* [Extracted text]:
──────────

The episode was an international event, with more than 350 million people tuning in to find out who shot J.R. A session of the Turkish parliament was suspended to allow legislators a chance to get home in time to view the conclusion of the cliffhanger.

==Legacy==
The great success of this 1980 stunt helped popularize in the United States the practice of ending a television season with a cliffhanger. In addition, the episode is credited with helping CNN, which began airing in June 1980, to get off the ground. The success of the cliffhanger helped Dallas become the most watched show in its fourth season and for the next five years be either the number-1 or number-2 most watched TV show in America.

The "Who shot J.R.?" storyline was spoofed in the February 21, 1981 episode of Saturday Night Live, which was guest-hosted by Dallas star Charlene Tilton. The episode, sometimes referred to as "Who Shot C.R.?", provided several cast members with various motivations to hate co-star Charles Rocket, who is shot in the episode. At the end of the episode, Rocket made the notorious ad-libbed comment "I'd like to know who the fuck did it", for which he was subsequently fired. It was spoofed in an episode of The Jeffersons ("As Florence Turns"), when Florence writes a soap opera based on characteristics of The Jeffersons characters.

In 1990, the first season of Twin Peaks ended with numerous cliffhangers, the main one being Kyle MacLachlan's character, Agent Dale Cooper, being shot by an unknown assailant in a clear tribute to the earlier soap. The storyline wouldn't be resolved until more than halfway through the second season. "Who shot J.R.?" was later spoofed in a 1995 The Simpsons episode entitled "Who Shot Mr. Burns?" which similarly provided many characters with motivation to kill Mr. Burns, and similarly ended on a cliffhanger. In the second part, it was revealed that Maggie Simpson had accidentally shot Mr. Burns in a struggle over a lollipop. Homer Simpson wears a shirt with the phrase "I shot J.R." written on it in the 1991 episode "I Married Marge". In March and April 2001, British soap EastEnders ran a storyline of the same treatment as the "Who shot J.R.?" storyline entitled "Who Shot Phil?".

──────────

* [Available data]:
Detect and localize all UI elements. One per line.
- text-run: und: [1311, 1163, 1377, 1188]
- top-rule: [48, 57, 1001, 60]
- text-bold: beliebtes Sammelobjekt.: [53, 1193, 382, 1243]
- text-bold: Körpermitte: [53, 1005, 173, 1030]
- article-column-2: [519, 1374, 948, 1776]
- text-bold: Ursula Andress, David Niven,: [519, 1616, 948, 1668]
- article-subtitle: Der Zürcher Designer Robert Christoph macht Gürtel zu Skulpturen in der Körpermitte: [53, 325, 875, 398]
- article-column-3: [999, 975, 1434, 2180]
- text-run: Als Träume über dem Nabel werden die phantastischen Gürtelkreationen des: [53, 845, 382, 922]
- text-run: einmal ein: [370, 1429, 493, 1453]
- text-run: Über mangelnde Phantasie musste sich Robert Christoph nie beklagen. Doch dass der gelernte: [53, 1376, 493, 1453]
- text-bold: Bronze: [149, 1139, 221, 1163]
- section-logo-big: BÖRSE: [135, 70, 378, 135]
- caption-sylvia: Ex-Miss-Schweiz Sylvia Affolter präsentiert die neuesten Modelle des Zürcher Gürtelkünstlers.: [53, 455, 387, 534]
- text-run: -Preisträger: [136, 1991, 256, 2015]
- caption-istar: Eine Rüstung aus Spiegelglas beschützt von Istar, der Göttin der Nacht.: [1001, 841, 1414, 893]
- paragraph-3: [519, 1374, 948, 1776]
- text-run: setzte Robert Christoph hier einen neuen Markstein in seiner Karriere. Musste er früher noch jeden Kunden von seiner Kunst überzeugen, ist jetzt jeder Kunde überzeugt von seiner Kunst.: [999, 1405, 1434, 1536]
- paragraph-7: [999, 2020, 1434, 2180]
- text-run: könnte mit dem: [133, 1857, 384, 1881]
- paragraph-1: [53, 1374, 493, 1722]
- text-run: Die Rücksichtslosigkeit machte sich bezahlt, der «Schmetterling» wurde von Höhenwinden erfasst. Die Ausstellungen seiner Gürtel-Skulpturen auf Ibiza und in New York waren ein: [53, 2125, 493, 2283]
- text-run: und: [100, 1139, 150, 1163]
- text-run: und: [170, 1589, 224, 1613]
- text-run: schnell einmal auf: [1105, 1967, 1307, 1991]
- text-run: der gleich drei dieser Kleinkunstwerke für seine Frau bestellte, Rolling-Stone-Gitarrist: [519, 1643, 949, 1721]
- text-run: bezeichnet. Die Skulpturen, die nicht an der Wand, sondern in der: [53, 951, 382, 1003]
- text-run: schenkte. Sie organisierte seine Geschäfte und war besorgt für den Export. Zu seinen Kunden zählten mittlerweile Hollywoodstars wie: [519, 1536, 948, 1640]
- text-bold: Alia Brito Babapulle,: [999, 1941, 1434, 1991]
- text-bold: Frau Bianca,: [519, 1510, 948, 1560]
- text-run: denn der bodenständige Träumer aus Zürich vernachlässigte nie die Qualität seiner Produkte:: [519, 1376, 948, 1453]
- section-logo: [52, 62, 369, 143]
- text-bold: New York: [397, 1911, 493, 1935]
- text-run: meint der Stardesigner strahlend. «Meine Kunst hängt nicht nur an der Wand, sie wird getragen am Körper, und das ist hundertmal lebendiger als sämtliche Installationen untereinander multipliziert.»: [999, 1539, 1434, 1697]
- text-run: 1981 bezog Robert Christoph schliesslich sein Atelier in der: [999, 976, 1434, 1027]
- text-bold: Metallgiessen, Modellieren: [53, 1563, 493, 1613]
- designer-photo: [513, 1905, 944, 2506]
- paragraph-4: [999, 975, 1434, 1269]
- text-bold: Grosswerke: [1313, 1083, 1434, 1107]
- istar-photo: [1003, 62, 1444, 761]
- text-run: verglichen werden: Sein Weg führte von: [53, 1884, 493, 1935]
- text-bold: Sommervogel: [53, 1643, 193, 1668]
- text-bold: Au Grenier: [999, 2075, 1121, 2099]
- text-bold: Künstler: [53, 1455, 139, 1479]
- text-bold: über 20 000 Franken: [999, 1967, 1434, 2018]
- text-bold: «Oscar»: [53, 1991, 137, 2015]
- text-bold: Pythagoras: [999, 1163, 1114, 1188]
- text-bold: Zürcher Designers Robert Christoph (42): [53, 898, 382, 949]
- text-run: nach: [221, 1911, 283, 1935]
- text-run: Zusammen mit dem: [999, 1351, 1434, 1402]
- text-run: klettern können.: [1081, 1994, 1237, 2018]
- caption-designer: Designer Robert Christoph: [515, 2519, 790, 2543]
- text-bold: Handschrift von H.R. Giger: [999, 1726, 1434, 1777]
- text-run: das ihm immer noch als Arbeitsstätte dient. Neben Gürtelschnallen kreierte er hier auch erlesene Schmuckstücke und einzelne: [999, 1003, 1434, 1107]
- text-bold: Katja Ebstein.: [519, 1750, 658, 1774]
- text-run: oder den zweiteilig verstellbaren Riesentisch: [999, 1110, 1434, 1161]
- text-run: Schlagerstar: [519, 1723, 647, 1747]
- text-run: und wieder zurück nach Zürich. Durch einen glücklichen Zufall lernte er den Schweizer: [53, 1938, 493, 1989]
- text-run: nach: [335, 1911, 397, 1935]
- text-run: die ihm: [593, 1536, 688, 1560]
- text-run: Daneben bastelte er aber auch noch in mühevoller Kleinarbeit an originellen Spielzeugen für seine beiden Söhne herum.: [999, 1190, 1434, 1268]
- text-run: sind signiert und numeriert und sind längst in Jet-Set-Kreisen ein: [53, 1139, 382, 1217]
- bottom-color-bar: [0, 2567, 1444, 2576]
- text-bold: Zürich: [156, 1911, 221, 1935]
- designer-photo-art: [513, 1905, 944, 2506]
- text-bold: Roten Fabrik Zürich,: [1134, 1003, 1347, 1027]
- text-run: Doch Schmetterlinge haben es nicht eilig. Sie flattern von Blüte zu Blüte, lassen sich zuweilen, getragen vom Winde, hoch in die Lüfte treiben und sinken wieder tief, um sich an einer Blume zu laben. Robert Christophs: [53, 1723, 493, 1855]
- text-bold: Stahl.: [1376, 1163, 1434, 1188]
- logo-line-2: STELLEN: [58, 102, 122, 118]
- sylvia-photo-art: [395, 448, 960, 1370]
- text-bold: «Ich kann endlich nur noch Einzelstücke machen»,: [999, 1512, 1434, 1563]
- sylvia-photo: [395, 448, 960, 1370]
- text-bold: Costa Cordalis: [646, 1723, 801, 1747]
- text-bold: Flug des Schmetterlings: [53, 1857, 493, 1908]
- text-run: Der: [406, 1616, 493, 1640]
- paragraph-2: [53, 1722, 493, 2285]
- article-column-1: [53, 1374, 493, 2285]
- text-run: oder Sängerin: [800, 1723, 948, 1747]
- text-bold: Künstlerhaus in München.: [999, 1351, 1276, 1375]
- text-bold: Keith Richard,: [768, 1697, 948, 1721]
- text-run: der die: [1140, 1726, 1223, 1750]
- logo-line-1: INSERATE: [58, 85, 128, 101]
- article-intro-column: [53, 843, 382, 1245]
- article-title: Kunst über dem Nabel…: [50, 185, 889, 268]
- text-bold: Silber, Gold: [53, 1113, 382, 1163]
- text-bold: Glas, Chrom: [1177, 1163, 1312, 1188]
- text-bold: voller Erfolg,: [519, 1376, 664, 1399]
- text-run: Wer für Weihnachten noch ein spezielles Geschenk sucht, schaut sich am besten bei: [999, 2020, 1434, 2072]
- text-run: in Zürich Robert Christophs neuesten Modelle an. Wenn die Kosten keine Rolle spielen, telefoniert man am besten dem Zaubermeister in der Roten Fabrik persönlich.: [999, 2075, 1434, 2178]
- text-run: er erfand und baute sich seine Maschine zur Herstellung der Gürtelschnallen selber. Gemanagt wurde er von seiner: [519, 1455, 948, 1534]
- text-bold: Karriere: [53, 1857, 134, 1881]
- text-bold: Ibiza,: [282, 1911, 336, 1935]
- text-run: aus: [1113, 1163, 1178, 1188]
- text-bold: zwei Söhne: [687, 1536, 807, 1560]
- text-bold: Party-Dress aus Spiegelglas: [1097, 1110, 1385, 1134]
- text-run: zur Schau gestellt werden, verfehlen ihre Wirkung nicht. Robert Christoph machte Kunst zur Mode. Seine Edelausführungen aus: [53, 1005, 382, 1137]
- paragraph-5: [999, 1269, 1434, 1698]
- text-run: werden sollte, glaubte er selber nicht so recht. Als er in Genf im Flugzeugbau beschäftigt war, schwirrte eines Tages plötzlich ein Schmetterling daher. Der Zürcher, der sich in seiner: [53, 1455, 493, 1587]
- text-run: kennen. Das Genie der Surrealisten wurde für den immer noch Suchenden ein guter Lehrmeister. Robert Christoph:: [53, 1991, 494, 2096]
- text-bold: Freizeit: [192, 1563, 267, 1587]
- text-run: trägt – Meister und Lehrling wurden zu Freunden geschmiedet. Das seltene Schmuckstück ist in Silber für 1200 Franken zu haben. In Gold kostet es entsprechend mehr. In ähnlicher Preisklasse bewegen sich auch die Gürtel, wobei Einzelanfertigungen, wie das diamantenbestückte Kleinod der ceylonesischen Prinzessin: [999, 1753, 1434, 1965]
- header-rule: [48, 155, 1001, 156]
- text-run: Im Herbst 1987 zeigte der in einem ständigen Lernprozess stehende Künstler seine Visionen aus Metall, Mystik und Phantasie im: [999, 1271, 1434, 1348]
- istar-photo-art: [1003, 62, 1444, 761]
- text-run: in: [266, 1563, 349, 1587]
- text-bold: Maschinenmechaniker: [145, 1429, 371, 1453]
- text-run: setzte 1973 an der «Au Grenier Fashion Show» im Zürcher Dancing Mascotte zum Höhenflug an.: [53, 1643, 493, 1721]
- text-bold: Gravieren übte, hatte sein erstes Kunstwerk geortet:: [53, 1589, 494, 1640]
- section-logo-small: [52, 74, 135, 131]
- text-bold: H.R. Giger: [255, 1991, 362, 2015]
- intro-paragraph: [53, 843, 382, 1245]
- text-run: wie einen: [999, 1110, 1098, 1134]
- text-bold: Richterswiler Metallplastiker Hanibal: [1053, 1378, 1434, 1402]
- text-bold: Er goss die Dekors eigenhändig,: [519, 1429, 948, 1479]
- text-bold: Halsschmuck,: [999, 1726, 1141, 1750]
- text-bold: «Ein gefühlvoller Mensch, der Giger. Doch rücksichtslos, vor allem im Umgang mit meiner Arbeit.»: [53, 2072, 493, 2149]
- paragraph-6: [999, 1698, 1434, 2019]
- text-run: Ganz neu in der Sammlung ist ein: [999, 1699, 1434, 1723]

──────────

* [Exercise instructions]:
#1 In the passage on the "Who shot J.R.?" storyline, which Saturday Night Live cast member was fired for an ad-libbed comment?
#2 Carry the "Who shot J.R.?" passage forward with the next part that follows its last sentence.

* [Results by task]:
#1 Charles Rocket

#2
In Larry Hagman's final episode of the 2012 sequel, Dallas, which aired on March 4, 2013, J.R. was shot again, this time fatally. In the 2013 season 2 finale, it was revealed that J.R. asked Steve "Bum" Jones to shoot him so his "masterpiece" could play out, framing Cliff Barnes for his murder. The main reason he had himself killed was because doctors told J.R. that he had only days to live; he was dying from cancer (as was actor Larry Hagman in real life). In his letter to Bobby he reveals all of this and that he wanted to die helping his family end the Ewing–Barnes feud once and for all. As J.R.'s son John Ross said "The only person that could take down J.R.—was J.R."

In the season 4 finale of Jane the Virgin, Jane "J.R." Ramos (Rosario Dawson) shot a mystery person before "#JRShotWho?" appeared on the screen. The character of Tom from the Irish television comedy series Father Ted is often pictured wearing an "I shot J.R." T-shirt.

In Thomas Friedman's book From Beirut to Jerusalem, he describes an incident in 1983 when journalist David Zucchino, who thinks he is in trouble after being driven through a checkpoint, upon confirming he is from Dallas, is asked by a Druze militiaman in Beirut "who shot JR?". In 1982, Israel's prime minister Menachem Begin asked Steve Kanaly, who visited Israel alongside other Dallas actors, to tell him who shot J.R., promising to keep the answer "as secret as [he] kept the secrets of the Irgun"; the episode "Who Done It" only debuted on Israeli television fifteen days after Kanaly's visit. Begin's request was satirized by the Israeli left wing, who linked it with the Begin government's reinvestigation of the Assassination of Haim Arlosoroff.

In the Homestar Runner webtoon Bug in Mouth Disease, Strong Bad catches up on the in-universe soap opera Caleb Rentpayer, which teases the mystery "Who Shot Caleb Rentpayer?" Homestar readily admits to the act, first to Strong Bad, then on-air.